**TASK TO COMPLETE**
Copy every line from the records below that holds the word "JSON".

-- begin SUPPLIED DATA --

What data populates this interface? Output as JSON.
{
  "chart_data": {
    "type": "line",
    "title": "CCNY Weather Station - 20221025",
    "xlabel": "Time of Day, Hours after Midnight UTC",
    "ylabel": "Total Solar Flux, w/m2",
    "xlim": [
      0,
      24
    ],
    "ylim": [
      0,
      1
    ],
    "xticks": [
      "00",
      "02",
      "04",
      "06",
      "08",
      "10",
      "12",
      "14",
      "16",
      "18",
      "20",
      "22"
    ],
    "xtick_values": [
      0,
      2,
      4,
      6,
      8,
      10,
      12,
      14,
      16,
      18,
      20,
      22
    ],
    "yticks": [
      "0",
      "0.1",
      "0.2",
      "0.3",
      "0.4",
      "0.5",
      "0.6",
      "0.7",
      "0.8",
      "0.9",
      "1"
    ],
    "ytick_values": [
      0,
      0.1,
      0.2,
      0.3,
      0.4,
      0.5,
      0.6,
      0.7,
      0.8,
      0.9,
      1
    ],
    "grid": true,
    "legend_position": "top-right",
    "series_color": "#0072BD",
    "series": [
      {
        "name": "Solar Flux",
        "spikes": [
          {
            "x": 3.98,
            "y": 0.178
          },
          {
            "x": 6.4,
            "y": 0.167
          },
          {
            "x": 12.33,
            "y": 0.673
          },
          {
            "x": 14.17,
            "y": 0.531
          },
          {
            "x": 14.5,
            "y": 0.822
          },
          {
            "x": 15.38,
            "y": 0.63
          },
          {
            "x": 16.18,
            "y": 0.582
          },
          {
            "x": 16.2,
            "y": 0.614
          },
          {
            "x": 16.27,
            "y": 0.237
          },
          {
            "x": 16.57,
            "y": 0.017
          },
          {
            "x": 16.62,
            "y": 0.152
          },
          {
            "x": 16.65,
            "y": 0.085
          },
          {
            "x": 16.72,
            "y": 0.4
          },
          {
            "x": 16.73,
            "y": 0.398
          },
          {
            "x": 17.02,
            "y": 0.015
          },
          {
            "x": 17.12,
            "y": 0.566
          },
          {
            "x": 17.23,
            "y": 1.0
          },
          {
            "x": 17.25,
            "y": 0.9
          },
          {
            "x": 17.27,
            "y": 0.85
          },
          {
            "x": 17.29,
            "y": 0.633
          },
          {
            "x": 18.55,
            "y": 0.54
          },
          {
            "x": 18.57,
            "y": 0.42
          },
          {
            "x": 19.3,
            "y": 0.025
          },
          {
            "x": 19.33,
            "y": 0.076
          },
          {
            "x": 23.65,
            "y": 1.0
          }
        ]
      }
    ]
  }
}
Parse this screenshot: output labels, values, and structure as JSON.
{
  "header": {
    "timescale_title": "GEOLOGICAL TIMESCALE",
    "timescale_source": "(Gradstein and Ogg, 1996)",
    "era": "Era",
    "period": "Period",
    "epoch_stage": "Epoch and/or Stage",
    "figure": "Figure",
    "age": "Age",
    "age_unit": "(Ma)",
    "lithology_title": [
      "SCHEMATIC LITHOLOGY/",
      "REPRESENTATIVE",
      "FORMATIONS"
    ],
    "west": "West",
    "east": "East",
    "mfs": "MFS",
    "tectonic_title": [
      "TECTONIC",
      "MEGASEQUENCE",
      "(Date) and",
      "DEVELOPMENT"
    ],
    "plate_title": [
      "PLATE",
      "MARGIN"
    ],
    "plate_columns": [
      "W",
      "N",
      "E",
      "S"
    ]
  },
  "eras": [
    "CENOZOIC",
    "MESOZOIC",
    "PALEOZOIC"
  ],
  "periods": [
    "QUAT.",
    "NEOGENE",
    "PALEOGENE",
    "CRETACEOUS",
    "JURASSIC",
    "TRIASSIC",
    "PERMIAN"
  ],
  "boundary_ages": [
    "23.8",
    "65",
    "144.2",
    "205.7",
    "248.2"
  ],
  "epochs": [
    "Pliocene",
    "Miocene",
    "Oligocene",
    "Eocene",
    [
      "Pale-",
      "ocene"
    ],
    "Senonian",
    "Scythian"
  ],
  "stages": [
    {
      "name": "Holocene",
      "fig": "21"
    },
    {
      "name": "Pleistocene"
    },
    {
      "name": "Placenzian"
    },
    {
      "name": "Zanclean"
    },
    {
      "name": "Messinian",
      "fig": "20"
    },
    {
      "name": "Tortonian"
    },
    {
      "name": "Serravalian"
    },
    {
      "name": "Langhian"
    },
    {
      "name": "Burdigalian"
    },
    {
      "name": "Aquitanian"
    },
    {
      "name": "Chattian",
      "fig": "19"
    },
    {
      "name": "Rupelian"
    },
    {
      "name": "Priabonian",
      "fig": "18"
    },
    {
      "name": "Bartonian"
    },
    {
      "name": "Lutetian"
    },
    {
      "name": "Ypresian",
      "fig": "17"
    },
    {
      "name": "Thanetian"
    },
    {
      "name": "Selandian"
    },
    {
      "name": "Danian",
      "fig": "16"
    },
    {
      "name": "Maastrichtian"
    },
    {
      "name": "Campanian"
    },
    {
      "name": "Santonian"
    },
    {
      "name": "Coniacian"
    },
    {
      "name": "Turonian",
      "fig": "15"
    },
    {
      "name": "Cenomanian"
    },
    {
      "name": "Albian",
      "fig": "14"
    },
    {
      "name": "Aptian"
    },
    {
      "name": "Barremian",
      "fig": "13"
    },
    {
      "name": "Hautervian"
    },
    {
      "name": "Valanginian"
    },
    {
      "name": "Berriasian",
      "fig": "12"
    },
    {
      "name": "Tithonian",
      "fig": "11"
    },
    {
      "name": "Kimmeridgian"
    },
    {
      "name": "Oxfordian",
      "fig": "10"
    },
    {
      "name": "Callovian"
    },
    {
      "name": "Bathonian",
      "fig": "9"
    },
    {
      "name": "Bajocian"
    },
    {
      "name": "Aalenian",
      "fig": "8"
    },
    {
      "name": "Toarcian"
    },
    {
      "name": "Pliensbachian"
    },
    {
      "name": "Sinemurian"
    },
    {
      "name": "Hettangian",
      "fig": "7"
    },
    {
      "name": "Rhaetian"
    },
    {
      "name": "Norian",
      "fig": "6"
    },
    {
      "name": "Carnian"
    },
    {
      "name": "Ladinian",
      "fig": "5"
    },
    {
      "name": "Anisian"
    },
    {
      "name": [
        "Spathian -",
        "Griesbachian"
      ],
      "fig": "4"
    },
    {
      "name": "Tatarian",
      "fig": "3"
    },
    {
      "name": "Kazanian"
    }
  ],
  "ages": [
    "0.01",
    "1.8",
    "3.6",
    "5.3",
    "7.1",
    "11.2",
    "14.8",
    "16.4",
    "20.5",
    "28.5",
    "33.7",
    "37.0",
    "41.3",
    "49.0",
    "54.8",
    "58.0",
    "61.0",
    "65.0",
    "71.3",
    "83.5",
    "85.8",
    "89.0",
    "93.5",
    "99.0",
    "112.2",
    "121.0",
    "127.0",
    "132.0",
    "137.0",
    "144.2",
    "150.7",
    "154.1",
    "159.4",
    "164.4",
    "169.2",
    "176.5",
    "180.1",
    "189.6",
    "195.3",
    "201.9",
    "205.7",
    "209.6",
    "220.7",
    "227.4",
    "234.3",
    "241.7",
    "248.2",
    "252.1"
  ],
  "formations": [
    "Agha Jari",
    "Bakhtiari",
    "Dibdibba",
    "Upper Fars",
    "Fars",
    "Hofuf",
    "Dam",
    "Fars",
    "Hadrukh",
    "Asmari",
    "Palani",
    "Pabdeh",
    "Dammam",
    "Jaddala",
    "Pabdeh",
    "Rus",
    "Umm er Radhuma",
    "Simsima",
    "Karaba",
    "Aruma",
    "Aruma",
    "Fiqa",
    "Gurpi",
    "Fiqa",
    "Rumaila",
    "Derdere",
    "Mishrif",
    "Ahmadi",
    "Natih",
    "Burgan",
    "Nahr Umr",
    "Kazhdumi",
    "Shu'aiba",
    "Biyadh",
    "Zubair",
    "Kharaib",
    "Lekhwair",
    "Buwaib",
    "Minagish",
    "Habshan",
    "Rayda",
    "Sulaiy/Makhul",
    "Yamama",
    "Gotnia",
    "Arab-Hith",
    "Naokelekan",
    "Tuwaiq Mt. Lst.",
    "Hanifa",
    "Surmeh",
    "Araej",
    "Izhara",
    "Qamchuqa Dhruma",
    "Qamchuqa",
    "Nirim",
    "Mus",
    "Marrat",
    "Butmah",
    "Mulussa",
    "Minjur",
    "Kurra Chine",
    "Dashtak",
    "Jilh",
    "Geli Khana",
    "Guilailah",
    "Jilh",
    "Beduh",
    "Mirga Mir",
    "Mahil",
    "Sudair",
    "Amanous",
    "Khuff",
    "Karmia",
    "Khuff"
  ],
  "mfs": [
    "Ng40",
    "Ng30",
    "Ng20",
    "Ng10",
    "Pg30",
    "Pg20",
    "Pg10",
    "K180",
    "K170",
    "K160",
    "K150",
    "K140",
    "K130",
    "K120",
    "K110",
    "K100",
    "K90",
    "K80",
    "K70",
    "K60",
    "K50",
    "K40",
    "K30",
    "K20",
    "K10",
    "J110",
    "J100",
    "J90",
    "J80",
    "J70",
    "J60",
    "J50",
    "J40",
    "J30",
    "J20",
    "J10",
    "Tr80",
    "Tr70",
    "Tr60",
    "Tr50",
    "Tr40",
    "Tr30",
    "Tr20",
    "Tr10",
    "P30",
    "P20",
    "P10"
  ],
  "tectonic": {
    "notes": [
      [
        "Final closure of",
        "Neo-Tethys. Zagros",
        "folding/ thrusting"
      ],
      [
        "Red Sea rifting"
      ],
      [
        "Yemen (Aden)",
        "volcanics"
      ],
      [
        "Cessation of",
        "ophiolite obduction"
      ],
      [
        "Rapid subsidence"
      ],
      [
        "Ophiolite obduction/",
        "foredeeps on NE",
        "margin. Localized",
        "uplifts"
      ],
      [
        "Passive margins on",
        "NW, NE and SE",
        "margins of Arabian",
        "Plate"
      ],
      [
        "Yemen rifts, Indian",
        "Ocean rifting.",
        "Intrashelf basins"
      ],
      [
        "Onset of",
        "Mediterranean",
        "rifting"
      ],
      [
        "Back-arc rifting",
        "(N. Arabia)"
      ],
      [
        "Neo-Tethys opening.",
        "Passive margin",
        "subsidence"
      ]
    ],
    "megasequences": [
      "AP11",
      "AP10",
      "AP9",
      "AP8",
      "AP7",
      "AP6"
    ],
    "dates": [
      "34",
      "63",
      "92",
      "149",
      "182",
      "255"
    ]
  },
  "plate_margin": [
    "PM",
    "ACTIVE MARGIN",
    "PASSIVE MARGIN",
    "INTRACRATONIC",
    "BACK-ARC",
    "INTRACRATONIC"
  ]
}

-- end SUPPLIED DATA --

**THE COMPLETED TASK**
What data populates this interface? Output as JSON.
Parse this screenshot: output labels, values, and structure as JSON.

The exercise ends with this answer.